_GOAL OF THE EXERCISE_
Reproduce every entry in the listing without alteration.

_SUPPLIED ENTRIES_
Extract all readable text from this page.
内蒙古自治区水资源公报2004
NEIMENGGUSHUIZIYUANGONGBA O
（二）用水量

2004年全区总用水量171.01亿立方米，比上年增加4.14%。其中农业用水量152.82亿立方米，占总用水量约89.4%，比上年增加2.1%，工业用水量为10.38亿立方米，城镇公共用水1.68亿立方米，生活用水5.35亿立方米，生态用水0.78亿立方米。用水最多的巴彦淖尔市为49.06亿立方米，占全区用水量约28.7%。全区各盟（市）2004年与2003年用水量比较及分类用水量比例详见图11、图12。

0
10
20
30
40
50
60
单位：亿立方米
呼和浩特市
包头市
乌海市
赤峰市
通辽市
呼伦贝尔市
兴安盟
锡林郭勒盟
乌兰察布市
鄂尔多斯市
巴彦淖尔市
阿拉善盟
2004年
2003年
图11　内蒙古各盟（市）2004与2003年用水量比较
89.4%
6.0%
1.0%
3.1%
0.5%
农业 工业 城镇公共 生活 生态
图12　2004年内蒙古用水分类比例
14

_OUTPUT OF THE TASK_
Extract all readable text from this page.
内蒙古自治区水资源公报2004
NEIMENGGUSHUIZIYUANGONGBA O
（二）用水量

2004年全区总用水量171.01亿立方米，比上年增加4.14%。其中农业用水量152.82亿立方米，占总用水量约89.4%，比上年增加2.1%，工业用水量为10.38亿立方米，城镇公共用水1.68亿立方米，生活用水5.35亿立方米，生态用水0.78亿立方米。用水最多的巴彦淖尔市为49.06亿立方米，占全区用水量约28.7%。全区各盟（市）2004年与2003年用水量比较及分类用水量比例详见图11、图12。

0
10
20
30
40
50
60
单位：亿立方米
呼和浩特市
包头市
乌海市
赤峰市
通辽市
呼伦贝尔市
兴安盟
锡林郭勒盟
乌兰察布市
鄂尔多斯市
巴彦淖尔市
阿拉善盟
2004年
2003年
图11　内蒙古各盟（市）2004与2003年用水量比较
89.4%
6.0%
1.0%
3.1%
0.5%
农业 工业 城镇公共 生活 生态
图12　2004年内蒙古用水分类比例
14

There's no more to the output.